◆ JOB ◆
Go through the data below. List every line that holds the word "name".

-- start TASK DATA --

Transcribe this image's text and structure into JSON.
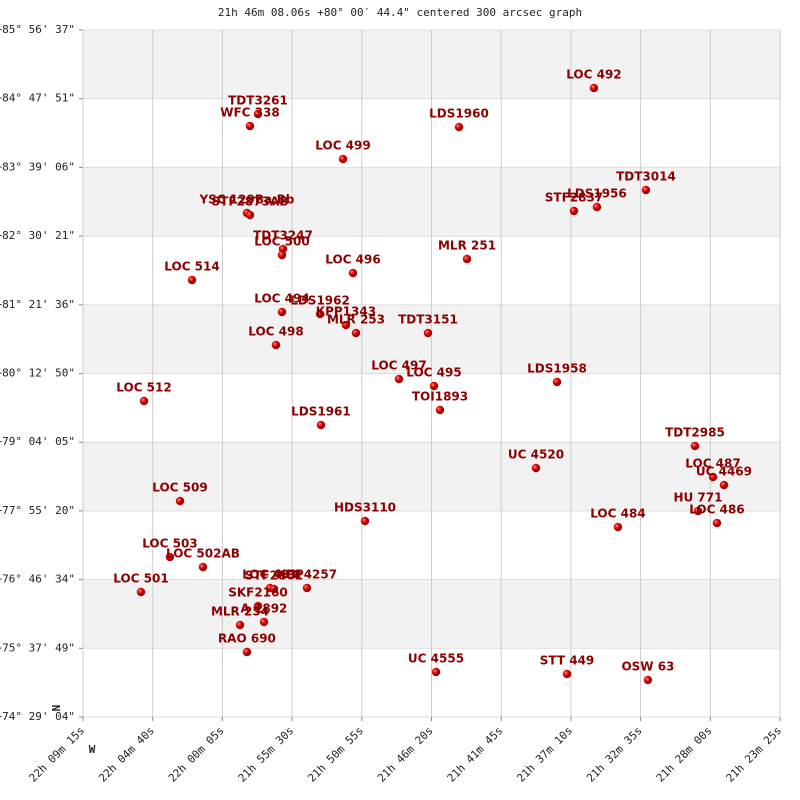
{
  "chart_data": {
    "type": "scatter",
    "title": "21h 46m 08.06s +80° 00′ 44.4\" centered 300 arcsec graph",
    "north_label": "N",
    "west_label": "W",
    "color": "#cc0000",
    "label_color": "#8b0000",
    "labels": [
      "LOC 492",
      "TDT3261",
      "WFC 338",
      "LDS1960",
      "LOC 499",
      "TDT3014",
      "LDS1956",
      "STF2837",
      "YSC 129Ba,Bb",
      "STF2873AB",
      "TDT3247",
      "LOC 500",
      "LOC 496",
      "MLR 251",
      "LOC 514",
      "LOC 494",
      "LDS1962",
      "KPP1343",
      "MLR 253",
      "TDT3151",
      "LOC 498",
      "LOC 497",
      "LOC 495",
      "LDS1958",
      "TOI1893",
      "LOC 512",
      "LDS1961",
      "TDT2985",
      "UC 4520",
      "LOC 487",
      "UC 4469",
      "LOC 509",
      "HU  771",
      "LOC 486",
      "HDS3110",
      "LOC 484",
      "LOC 503",
      "LOC 502AB",
      "LOC 501",
      "LOC 493",
      "STF2801",
      "KPP4257",
      "SKF2160",
      "A 1892",
      "MLR 254",
      "RAO 690",
      "UC 4555",
      "STT 449",
      "OSW  63"
    ],
    "x": [
      21.5942,
      21.9624,
      21.9712,
      21.7421,
      21.8692,
      21.5372,
      21.5909,
      21.6161,
      21.9745,
      21.9712,
      21.935,
      21.9361,
      21.8583,
      21.7333,
      22.0347,
      21.9361,
      21.8944,
      21.866,
      21.855,
      21.7761,
      21.9427,
      21.8079,
      21.7695,
      21.6347,
      21.7629,
      22.0873,
      21.8934,
      21.4835,
      21.6577,
      21.4637,
      21.4517,
      22.0479,
      21.4802,
      21.4594,
      21.8451,
      21.5679,
      22.0589,
      22.0227,
      22.0906,
      21.9493,
      21.9449,
      21.9087,
      21.9624,
      21.9558,
      21.9821,
      21.9745,
      21.7673,
      21.6237,
      21.535
    ],
    "y": [
      84.9762,
      84.5425,
      84.3423,
      84.3256,
      83.7919,
      83.2748,
      82.9912,
      82.9245,
      82.8912,
      82.8578,
      82.2907,
      82.1906,
      81.8904,
      82.1239,
      81.7736,
      81.2398,
      81.2065,
      81.023,
      80.8896,
      80.8896,
      80.6894,
      80.1223,
      80.0055,
      80.0722,
      79.6052,
      79.7553,
      79.355,
      79.0047,
      78.6378,
      78.4876,
      78.3542,
      78.0873,
      77.9205,
      77.7204,
      77.7537,
      77.6536,
      77.1532,
      76.9864,
      76.5694,
      76.6362,
      76.6195,
      76.6362,
      76.3359,
      76.069,
      76.019,
      75.5686,
      75.235,
      75.2017,
      75.1016
    ],
    "xlim": [
      22.15417,
      21.39028
    ],
    "ylim": [
      74.48444,
      85.94361
    ],
    "xticks": [
      {
        "value": 22.15417,
        "label": "22h 09m 15s"
      },
      {
        "value": 22.07778,
        "label": "22h 04m 40s"
      },
      {
        "value": 22.00139,
        "label": "22h 00m 05s"
      },
      {
        "value": 21.925,
        "label": "21h 55m 30s"
      },
      {
        "value": 21.84861,
        "label": "21h 50m 55s"
      },
      {
        "value": 21.77222,
        "label": "21h 46m 20s"
      },
      {
        "value": 21.69583,
        "label": "21h 41m 45s"
      },
      {
        "value": 21.61944,
        "label": "21h 37m 10s"
      },
      {
        "value": 21.54306,
        "label": "21h 32m 35s"
      },
      {
        "value": 21.46667,
        "label": "21h 28m 00s"
      },
      {
        "value": 21.39028,
        "label": "21h 23m 25s"
      }
    ],
    "yticks": [
      {
        "value": 85.94361,
        "label": "+85° 56' 37\""
      },
      {
        "value": 84.7975,
        "label": "+84° 47' 51\""
      },
      {
        "value": 83.65167,
        "label": "+83° 39' 06\""
      },
      {
        "value": 82.50583,
        "label": "+82° 30' 21\""
      },
      {
        "value": 81.36,
        "label": "+81° 21' 36\""
      },
      {
        "value": 80.21389,
        "label": "+80° 12' 50\""
      },
      {
        "value": 79.06806,
        "label": "+79° 04' 05\""
      },
      {
        "value": 77.92222,
        "label": "+77° 55' 20\""
      },
      {
        "value": 76.77611,
        "label": "+76° 46' 34\""
      },
      {
        "value": 75.63028,
        "label": "+75° 37' 49\""
      },
      {
        "value": 74.48444,
        "label": "+74° 29' 04\""
      }
    ],
    "grid": true,
    "banded": true
  }
}
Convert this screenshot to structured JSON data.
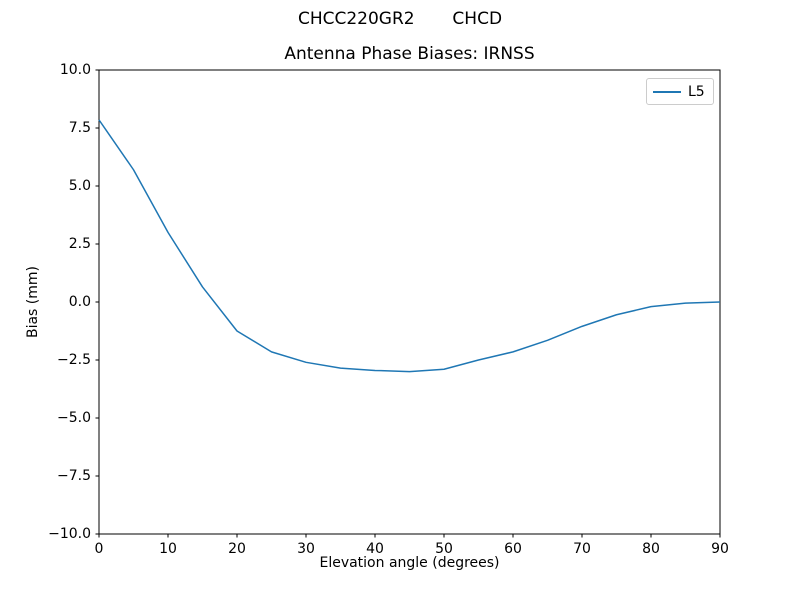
{
  "figure": {
    "suptitle": "CHCC220GR2       CHCD",
    "background": "#ffffff"
  },
  "chart_data": {
    "type": "line",
    "title": "Antenna Phase Biases: IRNSS",
    "xlabel": "Elevation angle (degrees)",
    "ylabel": "Bias (mm)",
    "xlim": [
      0,
      90
    ],
    "ylim": [
      -10,
      10
    ],
    "grid": false,
    "xticks": [
      {
        "v": 0,
        "label": "0"
      },
      {
        "v": 10,
        "label": "10"
      },
      {
        "v": 20,
        "label": "20"
      },
      {
        "v": 30,
        "label": "30"
      },
      {
        "v": 40,
        "label": "40"
      },
      {
        "v": 50,
        "label": "50"
      },
      {
        "v": 60,
        "label": "60"
      },
      {
        "v": 70,
        "label": "70"
      },
      {
        "v": 80,
        "label": "80"
      },
      {
        "v": 90,
        "label": "90"
      }
    ],
    "yticks": [
      {
        "v": 10,
        "label": "10.0"
      },
      {
        "v": 7.5,
        "label": "7.5"
      },
      {
        "v": 5,
        "label": "5.0"
      },
      {
        "v": 2.5,
        "label": "2.5"
      },
      {
        "v": 0,
        "label": "0.0"
      },
      {
        "v": -2.5,
        "label": "−2.5"
      },
      {
        "v": -5,
        "label": "−5.0"
      },
      {
        "v": -7.5,
        "label": "−7.5"
      },
      {
        "v": -10,
        "label": "−10.0"
      }
    ],
    "legend": {
      "position": "upper-right",
      "entries": [
        {
          "label": "L5",
          "color": "#1f77b4"
        }
      ]
    },
    "series": [
      {
        "name": "L5",
        "color": "#1f77b4",
        "x": [
          0,
          5,
          10,
          15,
          20,
          25,
          30,
          35,
          40,
          45,
          50,
          55,
          60,
          65,
          70,
          75,
          80,
          85,
          90
        ],
        "y": [
          7.85,
          5.7,
          3.0,
          0.65,
          -1.25,
          -2.15,
          -2.6,
          -2.85,
          -2.95,
          -3.0,
          -2.9,
          -2.5,
          -2.15,
          -1.65,
          -1.05,
          -0.55,
          -0.2,
          -0.05,
          0.0
        ]
      }
    ]
  },
  "colors": {
    "line": "#1f77b4",
    "spine": "#000000",
    "tick": "#000000",
    "legend_border": "#cccccc"
  }
}
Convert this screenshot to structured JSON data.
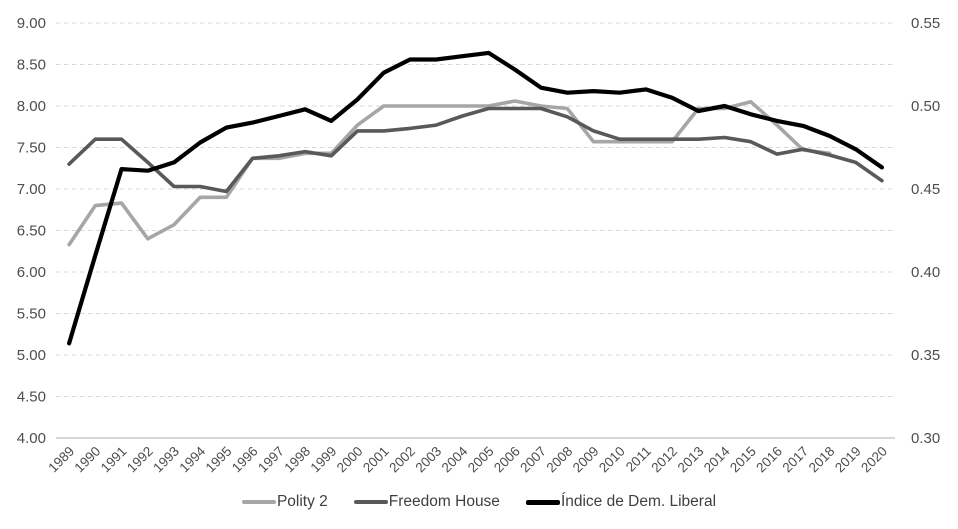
{
  "chart_data": {
    "type": "line",
    "title": "",
    "xlabel": "",
    "ylabel": "",
    "grid": "horizontal-dashed",
    "legend_position": "bottom-center",
    "x": [
      1989,
      1990,
      1991,
      1992,
      1993,
      1994,
      1995,
      1996,
      1997,
      1998,
      1999,
      2000,
      2001,
      2002,
      2003,
      2004,
      2005,
      2006,
      2007,
      2008,
      2009,
      2010,
      2011,
      2012,
      2013,
      2014,
      2015,
      2016,
      2017,
      2018,
      2019,
      2020
    ],
    "left_axis": {
      "range": [
        4.0,
        9.0
      ],
      "tick_step": 0.5,
      "ticks": [
        "9.00",
        "8.50",
        "8.00",
        "7.50",
        "7.00",
        "6.50",
        "6.00",
        "5.50",
        "5.00",
        "4.50",
        "4.00"
      ]
    },
    "right_axis": {
      "range": [
        0.3,
        0.55
      ],
      "tick_step": 0.05,
      "ticks": [
        "0.55",
        "0.50",
        "0.45",
        "0.40",
        "0.35",
        "0.30"
      ]
    },
    "series": [
      {
        "name": "Polity 2",
        "axis": "left",
        "color": "#a6a6a6",
        "values": [
          6.33,
          6.8,
          6.83,
          6.4,
          6.57,
          6.9,
          6.9,
          7.37,
          7.37,
          7.43,
          7.43,
          7.77,
          8.0,
          8.0,
          8.0,
          8.0,
          8.0,
          8.06,
          8.0,
          7.97,
          7.57,
          7.57,
          7.57,
          7.57,
          7.97,
          7.97,
          8.05,
          7.77,
          7.47,
          7.43,
          null,
          null
        ]
      },
      {
        "name": "Freedom House",
        "axis": "left",
        "color": "#595959",
        "values": [
          7.3,
          7.6,
          7.6,
          7.32,
          7.03,
          7.03,
          6.97,
          7.37,
          7.4,
          7.45,
          7.4,
          7.7,
          7.7,
          7.73,
          7.77,
          7.88,
          7.97,
          7.97,
          7.97,
          7.87,
          7.7,
          7.6,
          7.6,
          7.6,
          7.6,
          7.62,
          7.57,
          7.42,
          7.48,
          7.41,
          7.32,
          7.1
        ]
      },
      {
        "name": "Índice de Dem. Liberal",
        "axis": "right",
        "color": "#000000",
        "values": [
          0.357,
          0.41,
          0.462,
          0.461,
          0.466,
          0.478,
          0.487,
          0.49,
          0.494,
          0.498,
          0.491,
          0.504,
          0.52,
          0.528,
          0.528,
          0.53,
          0.532,
          0.522,
          0.511,
          0.508,
          0.509,
          0.508,
          0.51,
          0.505,
          0.497,
          0.5,
          0.495,
          0.491,
          0.488,
          0.482,
          0.474,
          0.463
        ]
      }
    ]
  },
  "colors": {
    "gridline": "#d9d9d9",
    "axis_line": "#bfbfbf",
    "axis_text": "#4d4d4d"
  }
}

-- end TASK DATA --

◆ RESULT BELOW ◆
        "name": "L5",
        "name": "Polity 2",
        "name": "Freedom House",
        "name": "Índice de Dem. Liberal",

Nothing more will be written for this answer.